*Instruction*
Extract each line of the material that follows exactly and omit its pictures.

## begin Records for this exercise

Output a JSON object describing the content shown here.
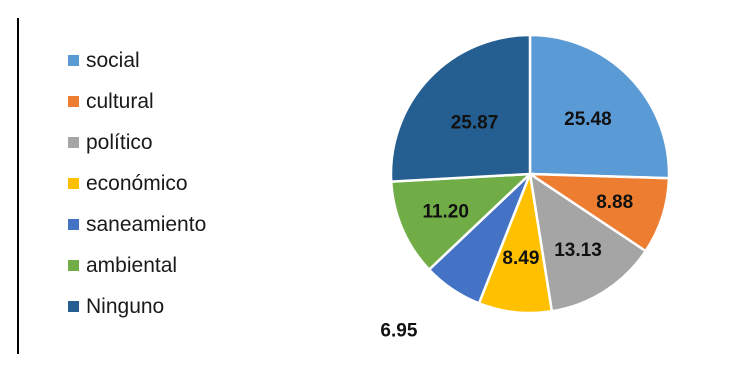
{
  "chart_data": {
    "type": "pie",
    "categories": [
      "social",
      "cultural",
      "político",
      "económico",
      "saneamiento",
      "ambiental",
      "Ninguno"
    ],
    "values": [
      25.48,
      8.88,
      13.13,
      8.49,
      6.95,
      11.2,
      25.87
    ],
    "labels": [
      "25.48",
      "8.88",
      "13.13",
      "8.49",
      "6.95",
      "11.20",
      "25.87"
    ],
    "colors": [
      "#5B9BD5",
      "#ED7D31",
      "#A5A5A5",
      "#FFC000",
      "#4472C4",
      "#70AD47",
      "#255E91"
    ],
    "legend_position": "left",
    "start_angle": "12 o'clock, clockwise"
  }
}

## end Records for this exercise

*Result of the task*
Output a JSON object describing the content shown here.
{
  "chart_data": {
    "type": "pie",
    "categories": [
      "social",
      "cultural",
      "político",
      "económico",
      "saneamiento",
      "ambiental",
      "Ninguno"
    ],
    "values": [
      25.48,
      8.88,
      13.13,
      8.49,
      6.95,
      11.2,
      25.87
    ],
    "labels": [
      "25.48",
      "8.88",
      "13.13",
      "8.49",
      "6.95",
      "11.20",
      "25.87"
    ],
    "colors": [
      "#5B9BD5",
      "#ED7D31",
      "#A5A5A5",
      "#FFC000",
      "#4472C4",
      "#70AD47",
      "#255E91"
    ],
    "legend_position": "left",
    "start_angle": "12 o'clock, clockwise"
  }
}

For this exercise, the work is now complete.